Tarefas a realizar:
1 - Segundo a crônica sobre o futebol de rua na infância, o que servia de trave para os gols?
2 - Escreva a continuação da crônica sobre o futebol de rua na infância a partir da frase final do texto apresentado.

Texto apresentado:
● ● ● ● ●

O blog do Leandro Alves

As pessoas são todas umas bisbilhoteiras.  Falam dos vizinhos, falam dos amigos pelas costas, espiam a vida dos outros.  O jornaleiro, o dono da padaria, o cobrador do ônibus, o marido da vizinha, o professor do colégio — ninguém escapa deste prazer humano de falar da vida dos outros.  Pode ser falar bem, mas também falar mal. Algumas pessoas são como eu, transformam tudo em crônicas.

Leandro Alves

O dono da bola

 

 

 

Leandro Alves

Éramos crianças. Eu, contava mais ou menos uns dez anos e você lá pelos onze. Naquela época, como você bem lembra, mesmo hoje casado e com filhos, a gente viveu nossa meninice de pé no chão e jogando bola na rua.  O campo de futebol era a nossa rua mesmo, as traves dos gols eram nossas havaianas velhas que a gente tirava, a bola era presente do seu pai e você emprestava, trazia para jogar comigo. Geralmente jogávamos os dois, apenas você e eu. Em alguns dias eu ganhava de três, dois a zero, quatro a dois. No outro dia, você voltava e fazia cinco a zero. Eu chegava em casa aborrecido, suado, cansado e bem na hora de escurecer.

 

Ver televisão era chato. O bom era ficar na rua, jogar bola, rir, conversar, correr para um lado e para o outro.

 

A gente detestava quando chovia, lembra? Os trovões davam medo, a luz acabava, a chuva não deixava que a gente fosse para a rua. E eu sentia sua falta.  Era engraçado. Eu não gostava quando você tirava sarro da minha cara, não gostava do seu jeito de rir, da sua mania de falar sempre o que pensa mesmo que fosse a maior besteira, mesmo que os outros não gostassem, apesar de tudo e de todo mundo. Se a chuva me fizesse ficar preso em casa, eu queria estar na rua jogando uma pelada com você.

● ● ● ● ●

[Dados armazenados]

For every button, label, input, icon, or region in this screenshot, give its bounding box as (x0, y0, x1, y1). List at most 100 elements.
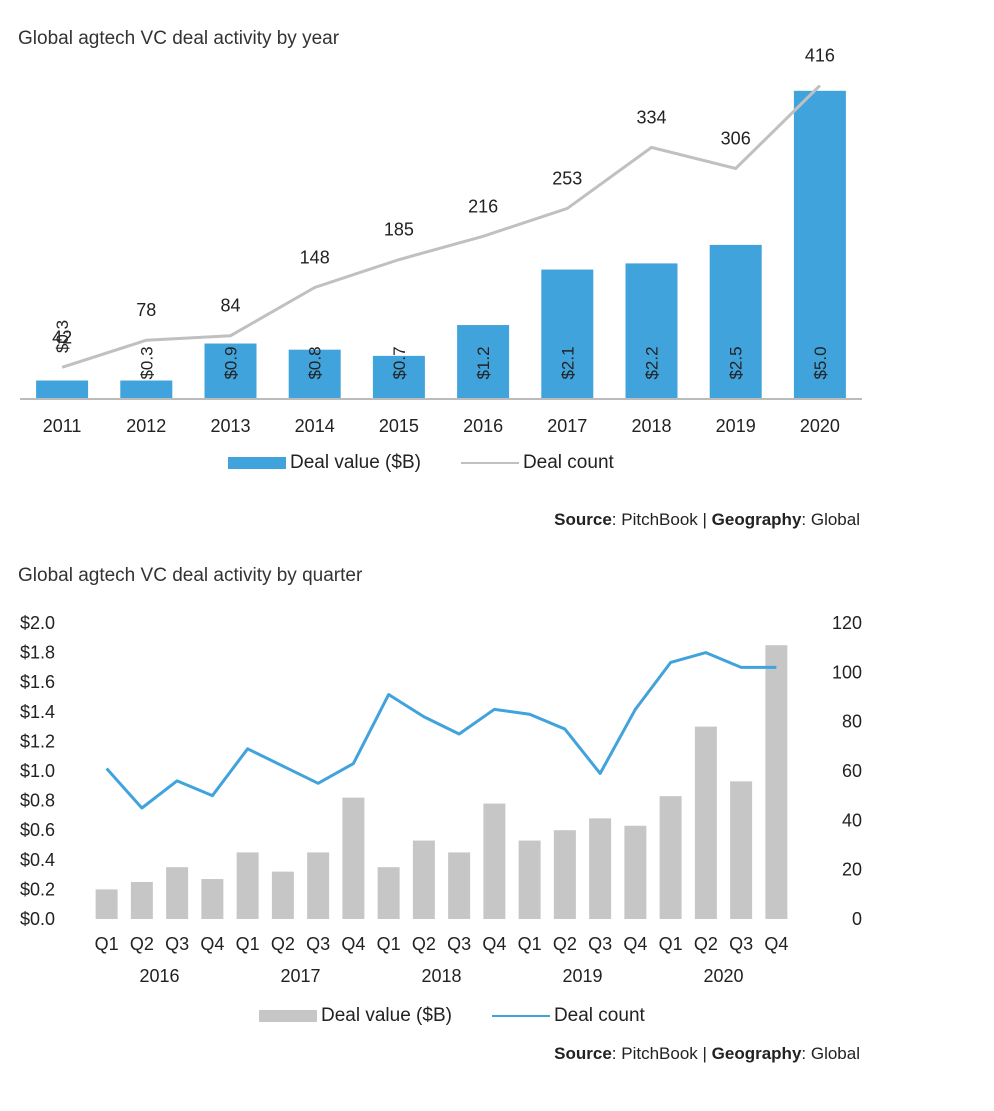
quarterly-y-right-tick-label: 60 (842, 761, 862, 781)
yearly-x-tick-label: 2015 (379, 416, 419, 436)
yearly-geo-value: : Global (801, 510, 860, 529)
quarterly-y-right-tick-label: 20 (842, 860, 862, 880)
yearly-legend-value-label: Deal value ($B) (290, 452, 421, 473)
quarterly-x-tick-label: Q1 (236, 934, 260, 954)
yearly-count-label: 334 (636, 107, 666, 127)
yearly-bar (541, 269, 594, 399)
yearly-count-label: 148 (300, 248, 330, 268)
quarterly-y-left-tick-label: $1.0 (20, 761, 55, 781)
quarterly-chart-title: Global agtech VC deal activity by quarte… (18, 565, 363, 586)
quarterly-year-group-label: 2018 (421, 966, 461, 986)
quarterly-y-left-tick-label: $1.2 (20, 731, 55, 751)
quarterly-x-tick-label: Q1 (518, 934, 542, 954)
yearly-bar (288, 349, 341, 399)
quarterly-bar (624, 825, 647, 919)
quarterly-bar (448, 852, 471, 919)
yearly-x-tick-label: 2016 (463, 416, 503, 436)
quarterly-bar (483, 803, 506, 919)
quarterly-y-left-tick-label: $2.0 (20, 613, 55, 633)
yearly-bar-value-label: $2.1 (558, 346, 577, 379)
yearly-chart-panel: Global agtech VC deal activity by year $… (0, 0, 994, 545)
quarterly-x-tick-label: Q4 (200, 934, 224, 954)
quarterly-legend-count-label: Deal count (553, 1005, 645, 1026)
yearly-legend-value: Deal value ($B) (228, 452, 421, 474)
quarterly-x-tick-label: Q3 (165, 934, 189, 954)
yearly-chart-title: Global agtech VC deal activity by year (18, 28, 340, 49)
quarterly-year-group-label: 2016 (139, 966, 179, 986)
quarterly-bar (694, 726, 717, 919)
yearly-bar (709, 244, 762, 399)
yearly-bar (625, 263, 678, 399)
yearly-bar (372, 355, 425, 399)
quarterly-bar (95, 889, 118, 919)
yearly-bar (457, 325, 510, 399)
quarterly-bar (271, 871, 294, 919)
yearly-legend-count-label: Deal count (522, 452, 614, 473)
yearly-bar (120, 380, 173, 399)
yearly-bar-value-label: $0.8 (306, 346, 325, 379)
yearly-bar-value-label: $5.0 (811, 346, 830, 379)
quarterly-y-right-tick-label: 40 (842, 810, 862, 830)
quarterly-y-left-tick-label: $1.6 (20, 672, 55, 692)
quarterly-legend: Deal value ($B) Deal count (259, 1005, 685, 1027)
quarterly-year-group-label: 2020 (703, 966, 743, 986)
yearly-source-note: Source: PitchBook | Geography: Global (554, 510, 860, 530)
quarterly-bar (307, 852, 330, 919)
quarterly-y-right-tick-label: 100 (832, 662, 862, 682)
quarterly-legend-value: Deal value ($B) (259, 1005, 452, 1027)
yearly-legend: Deal value ($B) Deal count (228, 452, 654, 474)
quarterly-bar (765, 645, 788, 919)
yearly-x-tick-label: 2019 (716, 416, 756, 436)
yearly-count-label: 253 (552, 168, 582, 188)
quarterly-chart-svg: $0.0 $0.2 $0.4 $0.6 $0.8 $1.0 $1.2 $1.4 $1.6 $1.8… (20, 613, 862, 986)
yearly-x-tick-label: 2013 (210, 416, 250, 436)
quarterly-x-tick-label: Q2 (412, 934, 436, 954)
yearly-geo-label: Geography (711, 510, 802, 529)
quarterly-legend-value-swatch (259, 1010, 317, 1022)
quarterly-legend-count-swatch (491, 1015, 550, 1017)
yearly-bar-value-label: $0.7 (390, 346, 409, 379)
quarterly-bar (518, 840, 541, 919)
quarterly-x-tick-label: Q1 (377, 934, 401, 954)
quarterly-y-left-tick-label: $0.2 (20, 879, 55, 899)
yearly-count-label: 185 (384, 220, 414, 240)
yearly-x-tick-label: 2018 (631, 416, 671, 436)
yearly-legend-count: Deal count (460, 452, 614, 474)
quarterly-bar (130, 882, 153, 919)
quarterly-source-value: : PitchBook | (611, 1044, 712, 1063)
quarterly-x-tick-label: Q1 (95, 934, 119, 954)
yearly-x-tick-label: 2020 (800, 416, 840, 436)
quarterly-x-tick-label: Q3 (729, 934, 753, 954)
quarterly-y-left-tick-label: $0.8 (20, 791, 55, 811)
yearly-count-label: 78 (136, 300, 156, 320)
quarterly-geo-label: Geography (711, 1044, 802, 1063)
quarterly-x-tick-label: Q4 (482, 934, 506, 954)
yearly-bar-value-label: $2.5 (727, 346, 746, 379)
quarterly-chart-panel: Global agtech VC deal activity by quarte… (0, 555, 994, 1111)
quarterly-bar (342, 797, 365, 919)
yearly-source-label: Source (554, 510, 612, 529)
yearly-x-tick-label: 2014 (295, 416, 335, 436)
quarterly-x-tick-label: Q2 (130, 934, 154, 954)
yearly-count-label: 416 (805, 46, 835, 66)
quarterly-y-right-tick-label: 80 (842, 712, 862, 732)
yearly-legend-value-swatch (228, 457, 286, 469)
quarterly-x-tick-label: Q3 (447, 934, 471, 954)
quarterly-x-tick-label: Q4 (341, 934, 365, 954)
yearly-bar-value-label: $0.3 (53, 320, 72, 353)
quarterly-bar (236, 852, 259, 919)
quarterly-source-label: Source (554, 1044, 612, 1063)
quarterly-x-tick-label: Q3 (306, 934, 330, 954)
yearly-x-tick-label: 2012 (126, 416, 166, 436)
quarterly-bar (201, 879, 224, 919)
quarterly-y-left-tick-label: $0.0 (20, 909, 55, 929)
yearly-bar (793, 90, 846, 400)
yearly-bar-value-label: $1.2 (474, 346, 493, 379)
quarterly-y-left-tick-label: $1.4 (20, 702, 55, 722)
quarterly-bar (659, 796, 682, 919)
quarterly-y-right-tick-label: 0 (852, 909, 862, 929)
quarterly-y-left-tick-label: $0.6 (20, 820, 55, 840)
quarterly-y-left-tick-label: $1.8 (20, 643, 55, 663)
yearly-x-tick-label: 2017 (547, 416, 587, 436)
quarterly-bar (166, 867, 189, 919)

● ● ● ● ●

Em resposta:
1 - As havaianas velhas que as crianças tiravam dos pés.

2 -
 

A gente cresceu na rua gritando, brincando, rindo. Aquele cansaço de ficar o dia inteiro na rua era bom.  Um dia você perdeu sua bola. Você parecia rico, sua bola era a mais da rua, branca, enorme, robusta e parecia com as dos jogadores de verdade. Só que você nunca foi de se negar a emprestar. Jogava numa boa, gostava de brincar comigo, perdendo ou ganhando. Aí você perdeu a sua bola. Não sei como, mas perdeu.  Eu ganhei uma bola bem pobre e menos bonita do que a que você tinha, mas o fato é que agora eu tinha uma e você não tinha nada. Você era arisco, gostava de pegar minha bola, sair correndo com ela, gargalhando, driblando. Depois me devolvia, claro. Eu jurava que nunca mais jogaria uma pelada com você, mas nós só tínhamos um ao outro. A rua tinha outras crianças sim, mas eram meninas. A gente tinha medo de machucar as meninas. Aliás, a gente só viria a achar graça nas meninas bem mais tarde.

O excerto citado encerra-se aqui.